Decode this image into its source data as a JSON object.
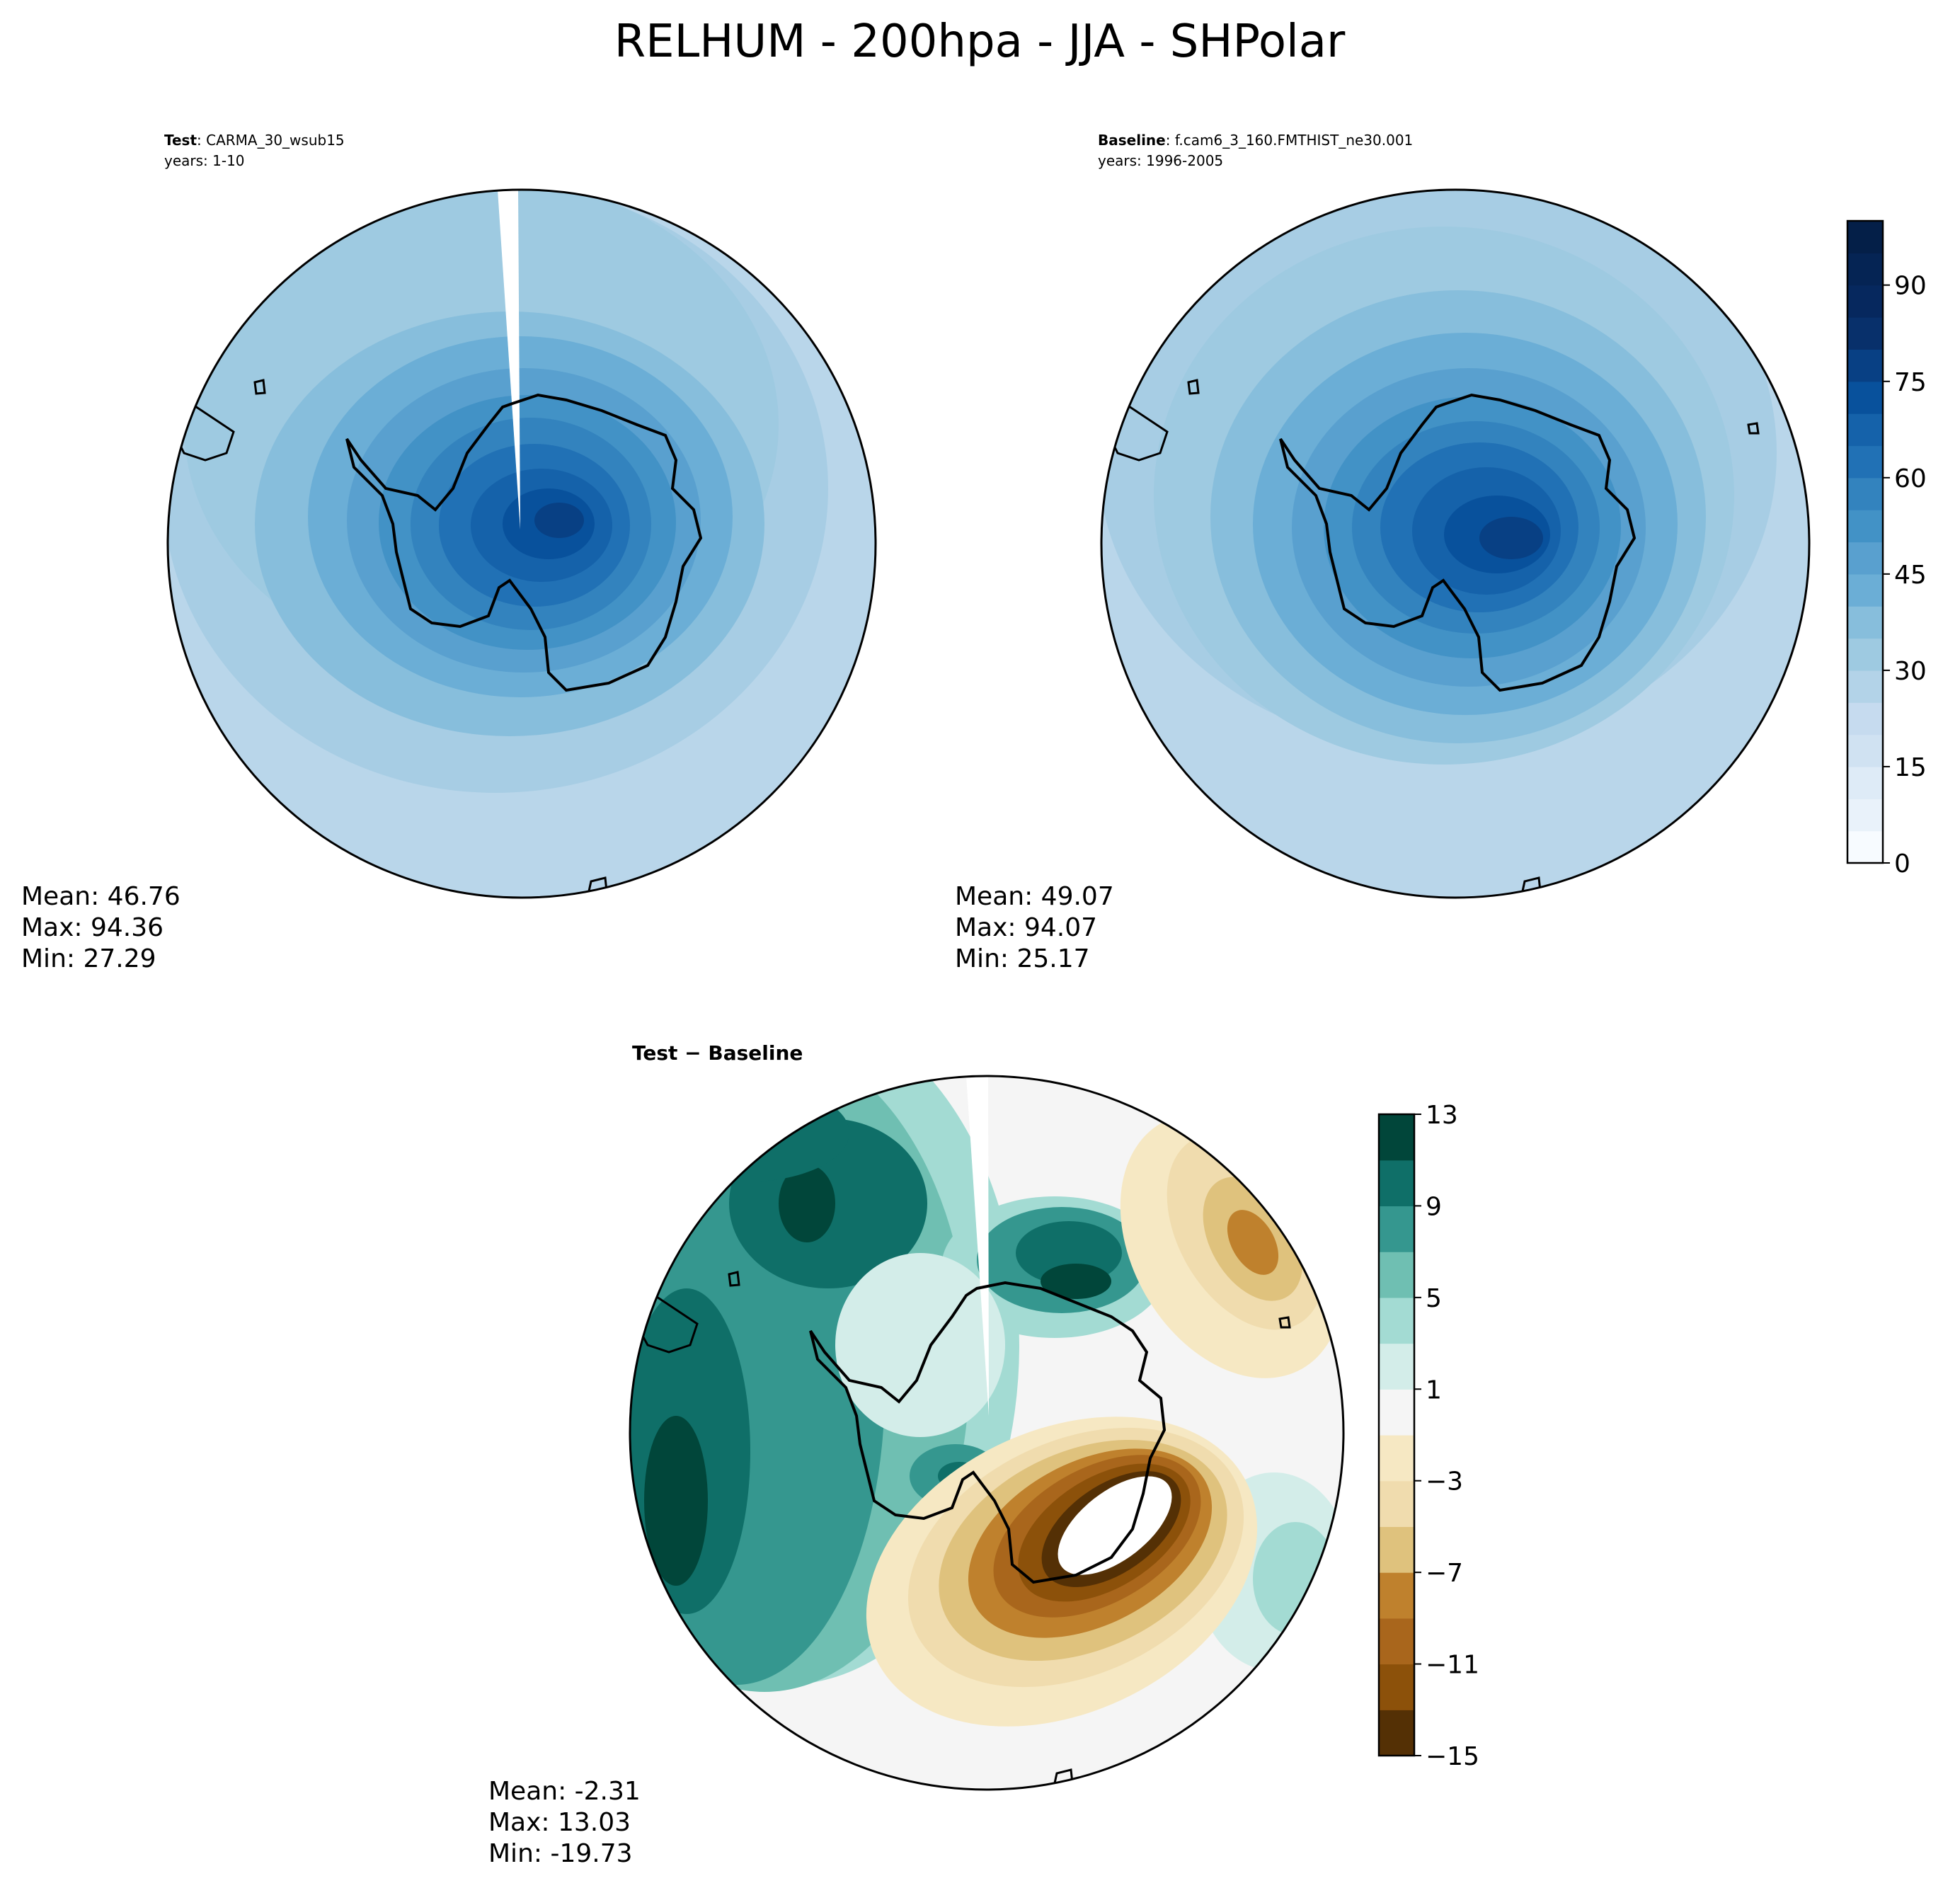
{
  "figure": {
    "title": "RELHUM - 200hpa - JJA - SHPolar"
  },
  "chart_data": [
    {
      "type": "heatmap",
      "projection": "south-polar-stereographic",
      "panel": "test",
      "label_bold": "Test",
      "label_rest": ": CARMA_30_wsub15",
      "years": "years: 1-10",
      "stats": {
        "mean": "Mean: 46.76",
        "max": "Max: 94.36",
        "min": "Min: 27.29"
      },
      "summary": {
        "mean": 46.76,
        "max": 94.36,
        "min": 27.29
      },
      "colormap": "Blues",
      "missing_wedge": true
    },
    {
      "type": "heatmap",
      "projection": "south-polar-stereographic",
      "panel": "baseline",
      "label_bold": "Baseline",
      "label_rest": ": f.cam6_3_160.FMTHIST_ne30.001",
      "years": "years: 1996-2005",
      "stats": {
        "mean": "Mean: 49.07",
        "max": "Max: 94.07",
        "min": "Min: 25.17"
      },
      "summary": {
        "mean": 49.07,
        "max": 94.07,
        "min": 25.17
      },
      "colormap": "Blues",
      "colorbar": {
        "min": 0,
        "max": 100,
        "levels": 20,
        "ticks": [
          "0",
          "15",
          "30",
          "45",
          "60",
          "75",
          "90"
        ]
      }
    },
    {
      "type": "heatmap",
      "projection": "south-polar-stereographic",
      "panel": "difference",
      "label_bold": "Test − Baseline",
      "stats": {
        "mean": "Mean: -2.31",
        "max": "Max: 13.03",
        "min": "Min: -19.73"
      },
      "summary": {
        "mean": -2.31,
        "max": 13.03,
        "min": -19.73
      },
      "colormap": "BrBG",
      "missing_wedge": true,
      "colorbar": {
        "min": -15,
        "max": 13,
        "levels": 14,
        "ticks": [
          "13",
          "9",
          "5",
          "1",
          "−3",
          "−7",
          "−11",
          "−15"
        ]
      }
    }
  ],
  "colors": {
    "blues": [
      "#f7fbff",
      "#e9f2fa",
      "#deebf7",
      "#d0e2f2",
      "#c6dbef",
      "#b3d3e8",
      "#9ecae1",
      "#87bedc",
      "#6baed6",
      "#59a0cf",
      "#4292c6",
      "#3383be",
      "#2171b5",
      "#1562aa",
      "#08519c",
      "#084084",
      "#08306b",
      "#06285e",
      "#052454",
      "#041f48"
    ],
    "brbg": [
      "#543005",
      "#8c510a",
      "#a9661c",
      "#bf812d",
      "#dfc27d",
      "#f0dcae",
      "#f6e8c3",
      "#f5f5f5",
      "#d3ede9",
      "#a3dbd3",
      "#6fbfb2",
      "#35978f",
      "#0f6f68",
      "#01463a"
    ]
  }
}
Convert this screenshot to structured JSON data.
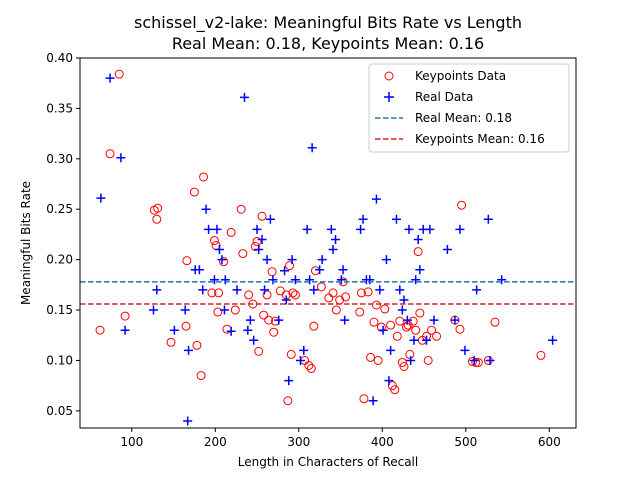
{
  "chart_data": {
    "type": "scatter",
    "title": [
      "schissel_v2-lake: Meaningful Bits Rate vs Length",
      "Real Mean: 0.18, Keypoints Mean: 0.16"
    ],
    "xlabel": "Length in Characters of Recall",
    "ylabel": "Meaningful Bits Rate",
    "xlim": [
      38,
      632
    ],
    "ylim": [
      0.033,
      0.4
    ],
    "xticks": [
      100,
      200,
      300,
      400,
      500,
      600
    ],
    "yticks": [
      0.05,
      0.1,
      0.15,
      0.2,
      0.25,
      0.3,
      0.35,
      0.4
    ],
    "ytick_labels": [
      "0.05",
      "0.10",
      "0.15",
      "0.20",
      "0.25",
      "0.30",
      "0.35",
      "0.40"
    ],
    "legend_position": "top-right",
    "grid": false,
    "series": [
      {
        "name": "Keypoints Data",
        "marker": "open-circle",
        "color": "#ff0000",
        "points": [
          [
            62,
            0.13
          ],
          [
            74,
            0.305
          ],
          [
            85,
            0.384
          ],
          [
            92,
            0.144
          ],
          [
            127,
            0.249
          ],
          [
            130,
            0.24
          ],
          [
            131,
            0.251
          ],
          [
            147,
            0.118
          ],
          [
            165,
            0.134
          ],
          [
            166,
            0.199
          ],
          [
            175,
            0.267
          ],
          [
            178,
            0.115
          ],
          [
            183,
            0.085
          ],
          [
            186,
            0.282
          ],
          [
            196,
            0.167
          ],
          [
            199,
            0.219
          ],
          [
            201,
            0.214
          ],
          [
            203,
            0.148
          ],
          [
            204,
            0.167
          ],
          [
            210,
            0.198
          ],
          [
            214,
            0.131
          ],
          [
            219,
            0.227
          ],
          [
            224,
            0.15
          ],
          [
            231,
            0.25
          ],
          [
            233,
            0.206
          ],
          [
            240,
            0.165
          ],
          [
            245,
            0.156
          ],
          [
            248,
            0.213
          ],
          [
            250,
            0.218
          ],
          [
            252,
            0.109
          ],
          [
            256,
            0.243
          ],
          [
            258,
            0.145
          ],
          [
            262,
            0.165
          ],
          [
            264,
            0.14
          ],
          [
            268,
            0.188
          ],
          [
            270,
            0.128
          ],
          [
            272,
            0.139
          ],
          [
            278,
            0.169
          ],
          [
            285,
            0.165
          ],
          [
            287,
            0.06
          ],
          [
            289,
            0.194
          ],
          [
            291,
            0.106
          ],
          [
            293,
            0.167
          ],
          [
            296,
            0.165
          ],
          [
            307,
            0.1
          ],
          [
            312,
            0.095
          ],
          [
            315,
            0.092
          ],
          [
            318,
            0.134
          ],
          [
            320,
            0.189
          ],
          [
            327,
            0.173
          ],
          [
            336,
            0.162
          ],
          [
            341,
            0.167
          ],
          [
            345,
            0.15
          ],
          [
            349,
            0.16
          ],
          [
            353,
            0.178
          ],
          [
            356,
            0.163
          ],
          [
            373,
            0.148
          ],
          [
            375,
            0.167
          ],
          [
            378,
            0.062
          ],
          [
            383,
            0.168
          ],
          [
            386,
            0.103
          ],
          [
            390,
            0.138
          ],
          [
            393,
            0.155
          ],
          [
            395,
            0.1
          ],
          [
            399,
            0.133
          ],
          [
            403,
            0.151
          ],
          [
            410,
            0.135
          ],
          [
            412,
            0.075
          ],
          [
            415,
            0.071
          ],
          [
            418,
            0.124
          ],
          [
            421,
            0.139
          ],
          [
            424,
            0.098
          ],
          [
            426,
            0.094
          ],
          [
            429,
            0.133
          ],
          [
            431,
            0.135
          ],
          [
            433,
            0.106
          ],
          [
            437,
            0.139
          ],
          [
            440,
            0.13
          ],
          [
            443,
            0.208
          ],
          [
            445,
            0.147
          ],
          [
            448,
            0.12
          ],
          [
            453,
            0.124
          ],
          [
            455,
            0.1
          ],
          [
            459,
            0.13
          ],
          [
            465,
            0.124
          ],
          [
            487,
            0.14
          ],
          [
            493,
            0.131
          ],
          [
            495,
            0.254
          ],
          [
            508,
            0.099
          ],
          [
            512,
            0.098
          ],
          [
            515,
            0.098
          ],
          [
            527,
            0.1
          ],
          [
            535,
            0.138
          ],
          [
            590,
            0.105
          ]
        ]
      },
      {
        "name": "Real Data",
        "marker": "plus",
        "color": "#0000ff",
        "points": [
          [
            63,
            0.261
          ],
          [
            74,
            0.38
          ],
          [
            87,
            0.301
          ],
          [
            92,
            0.13
          ],
          [
            126,
            0.15
          ],
          [
            130,
            0.17
          ],
          [
            151,
            0.13
          ],
          [
            164,
            0.15
          ],
          [
            167,
            0.04
          ],
          [
            168,
            0.11
          ],
          [
            176,
            0.19
          ],
          [
            181,
            0.19
          ],
          [
            185,
            0.17
          ],
          [
            189,
            0.25
          ],
          [
            192,
            0.23
          ],
          [
            199,
            0.18
          ],
          [
            202,
            0.23
          ],
          [
            205,
            0.21
          ],
          [
            208,
            0.2
          ],
          [
            211,
            0.15
          ],
          [
            212,
            0.18
          ],
          [
            219,
            0.129
          ],
          [
            226,
            0.17
          ],
          [
            235,
            0.361
          ],
          [
            239,
            0.13
          ],
          [
            242,
            0.14
          ],
          [
            246,
            0.12
          ],
          [
            250,
            0.23
          ],
          [
            252,
            0.21
          ],
          [
            256,
            0.22
          ],
          [
            259,
            0.17
          ],
          [
            262,
            0.2
          ],
          [
            266,
            0.24
          ],
          [
            269,
            0.18
          ],
          [
            276,
            0.14
          ],
          [
            283,
            0.189
          ],
          [
            285,
            0.16
          ],
          [
            288,
            0.08
          ],
          [
            292,
            0.2
          ],
          [
            296,
            0.18
          ],
          [
            302,
            0.1
          ],
          [
            306,
            0.11
          ],
          [
            310,
            0.23
          ],
          [
            313,
            0.18
          ],
          [
            316,
            0.311
          ],
          [
            318,
            0.17
          ],
          [
            325,
            0.19
          ],
          [
            328,
            0.2
          ],
          [
            339,
            0.23
          ],
          [
            341,
            0.21
          ],
          [
            344,
            0.22
          ],
          [
            351,
            0.18
          ],
          [
            353,
            0.19
          ],
          [
            355,
            0.14
          ],
          [
            374,
            0.23
          ],
          [
            377,
            0.24
          ],
          [
            381,
            0.18
          ],
          [
            385,
            0.18
          ],
          [
            389,
            0.06
          ],
          [
            393,
            0.26
          ],
          [
            397,
            0.17
          ],
          [
            401,
            0.13
          ],
          [
            405,
            0.2
          ],
          [
            408,
            0.08
          ],
          [
            410,
            0.11
          ],
          [
            417,
            0.24
          ],
          [
            421,
            0.17
          ],
          [
            424,
            0.15
          ],
          [
            426,
            0.16
          ],
          [
            430,
            0.14
          ],
          [
            432,
            0.23
          ],
          [
            434,
            0.1
          ],
          [
            438,
            0.12
          ],
          [
            440,
            0.18
          ],
          [
            443,
            0.22
          ],
          [
            445,
            0.19
          ],
          [
            449,
            0.23
          ],
          [
            453,
            0.12
          ],
          [
            457,
            0.23
          ],
          [
            462,
            0.14
          ],
          [
            478,
            0.21
          ],
          [
            487,
            0.14
          ],
          [
            493,
            0.23
          ],
          [
            499,
            0.11
          ],
          [
            510,
            0.1
          ],
          [
            513,
            0.17
          ],
          [
            527,
            0.24
          ],
          [
            529,
            0.1
          ],
          [
            543,
            0.18
          ],
          [
            604,
            0.12
          ]
        ]
      }
    ],
    "reference_lines": [
      {
        "name": "Real Mean: 0.18",
        "y": 0.178,
        "color": "#1f77b4",
        "style": "dashed"
      },
      {
        "name": "Keypoints Mean: 0.16",
        "y": 0.156,
        "color": "#d62728",
        "style": "dashed"
      }
    ]
  }
}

The request: Return each full line of the entries that contains the word "Real".

Correct response:
      "Real Mean: 0.18, Keypoints Mean: 0.16"
        "name": "Real Data",
        "name": "Real Mean: 0.18",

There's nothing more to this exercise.